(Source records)
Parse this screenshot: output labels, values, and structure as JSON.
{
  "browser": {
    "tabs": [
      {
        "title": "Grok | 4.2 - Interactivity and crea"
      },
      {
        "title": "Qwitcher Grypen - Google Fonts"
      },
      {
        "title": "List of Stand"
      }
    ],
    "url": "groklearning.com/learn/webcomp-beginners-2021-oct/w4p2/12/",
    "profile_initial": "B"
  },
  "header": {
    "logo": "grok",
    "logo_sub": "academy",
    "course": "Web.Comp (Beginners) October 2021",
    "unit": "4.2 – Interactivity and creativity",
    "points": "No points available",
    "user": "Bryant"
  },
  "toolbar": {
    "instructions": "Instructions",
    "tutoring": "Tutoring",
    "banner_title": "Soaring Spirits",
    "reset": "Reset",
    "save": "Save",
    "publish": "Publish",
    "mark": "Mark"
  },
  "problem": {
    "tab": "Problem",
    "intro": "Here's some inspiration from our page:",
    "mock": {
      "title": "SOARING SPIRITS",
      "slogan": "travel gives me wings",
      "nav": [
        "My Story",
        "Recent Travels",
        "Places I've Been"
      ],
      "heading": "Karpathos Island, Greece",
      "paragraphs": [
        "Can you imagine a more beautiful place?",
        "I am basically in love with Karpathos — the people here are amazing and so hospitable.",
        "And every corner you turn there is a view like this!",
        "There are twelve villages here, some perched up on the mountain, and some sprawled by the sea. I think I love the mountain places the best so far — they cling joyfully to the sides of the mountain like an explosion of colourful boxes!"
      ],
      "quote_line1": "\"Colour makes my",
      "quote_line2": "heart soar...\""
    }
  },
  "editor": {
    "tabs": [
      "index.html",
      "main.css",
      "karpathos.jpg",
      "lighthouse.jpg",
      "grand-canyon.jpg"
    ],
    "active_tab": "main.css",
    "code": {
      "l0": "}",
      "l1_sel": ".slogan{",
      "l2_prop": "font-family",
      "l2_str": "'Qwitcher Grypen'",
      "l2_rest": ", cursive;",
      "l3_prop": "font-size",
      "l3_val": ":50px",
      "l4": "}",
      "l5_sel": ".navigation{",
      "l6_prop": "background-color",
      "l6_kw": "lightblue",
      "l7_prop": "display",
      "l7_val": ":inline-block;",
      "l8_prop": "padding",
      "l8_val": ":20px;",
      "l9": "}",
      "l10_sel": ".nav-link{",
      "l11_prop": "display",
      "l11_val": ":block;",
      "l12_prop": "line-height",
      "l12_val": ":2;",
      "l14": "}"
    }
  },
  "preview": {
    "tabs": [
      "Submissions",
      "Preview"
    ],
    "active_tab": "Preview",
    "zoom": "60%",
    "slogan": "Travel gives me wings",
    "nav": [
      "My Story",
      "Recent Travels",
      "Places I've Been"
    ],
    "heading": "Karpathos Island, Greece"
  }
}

Exercise brief —
Go back to the listing above and please repeat it exactly.

Exercise response —
Parse this screenshot: output labels, values, and structure as JSON.
{
  "browser": {
    "tabs": [
      {
        "title": "Grok | 4.2 - Interactivity and crea"
      },
      {
        "title": "Qwitcher Grypen - Google Fonts"
      },
      {
        "title": "List of Stand"
      }
    ],
    "url": "groklearning.com/learn/webcomp-beginners-2021-oct/w4p2/12/",
    "profile_initial": "B"
  },
  "header": {
    "logo": "grok",
    "logo_sub": "academy",
    "course": "Web.Comp (Beginners) October 2021",
    "unit": "4.2 – Interactivity and creativity",
    "points": "No points available",
    "user": "Bryant"
  },
  "toolbar": {
    "instructions": "Instructions",
    "tutoring": "Tutoring",
    "banner_title": "Soaring Spirits",
    "reset": "Reset",
    "save": "Save",
    "publish": "Publish",
    "mark": "Mark"
  },
  "problem": {
    "tab": "Problem",
    "intro": "Here's some inspiration from our page:",
    "mock": {
      "title": "SOARING SPIRITS",
      "slogan": "travel gives me wings",
      "nav": [
        "My Story",
        "Recent Travels",
        "Places I've Been"
      ],
      "heading": "Karpathos Island, Greece",
      "paragraphs": [
        "Can you imagine a more beautiful place?",
        "I am basically in love with Karpathos — the people here are amazing and so hospitable.",
        "And every corner you turn there is a view like this!",
        "There are twelve villages here, some perched up on the mountain, and some sprawled by the sea. I think I love the mountain places the best so far — they cling joyfully to the sides of the mountain like an explosion of colourful boxes!"
      ],
      "quote_line1": "\"Colour makes my",
      "quote_line2": "heart soar...\""
    }
  },
  "editor": {
    "tabs": [
      "index.html",
      "main.css",
      "karpathos.jpg",
      "lighthouse.jpg",
      "grand-canyon.jpg"
    ],
    "active_tab": "main.css",
    "code": {
      "l0": "}",
      "l1_sel": ".slogan{",
      "l2_prop": "font-family",
      "l2_str": "'Qwitcher Grypen'",
      "l2_rest": ", cursive;",
      "l3_prop": "font-size",
      "l3_val": ":50px",
      "l4": "}",
      "l5_sel": ".navigation{",
      "l6_prop": "background-color",
      "l6_kw": "lightblue",
      "l7_prop": "display",
      "l7_val": ":inline-block;",
      "l8_prop": "padding",
      "l8_val": ":20px;",
      "l9": "}",
      "l10_sel": ".nav-link{",
      "l11_prop": "display",
      "l11_val": ":block;",
      "l12_prop": "line-height",
      "l12_val": ":2;",
      "l14": "}"
    }
  },
  "preview": {
    "tabs": [
      "Submissions",
      "Preview"
    ],
    "active_tab": "Preview",
    "zoom": "60%",
    "slogan": "Travel gives me wings",
    "nav": [
      "My Story",
      "Recent Travels",
      "Places I've Been"
    ],
    "heading": "Karpathos Island, Greece"
  }
}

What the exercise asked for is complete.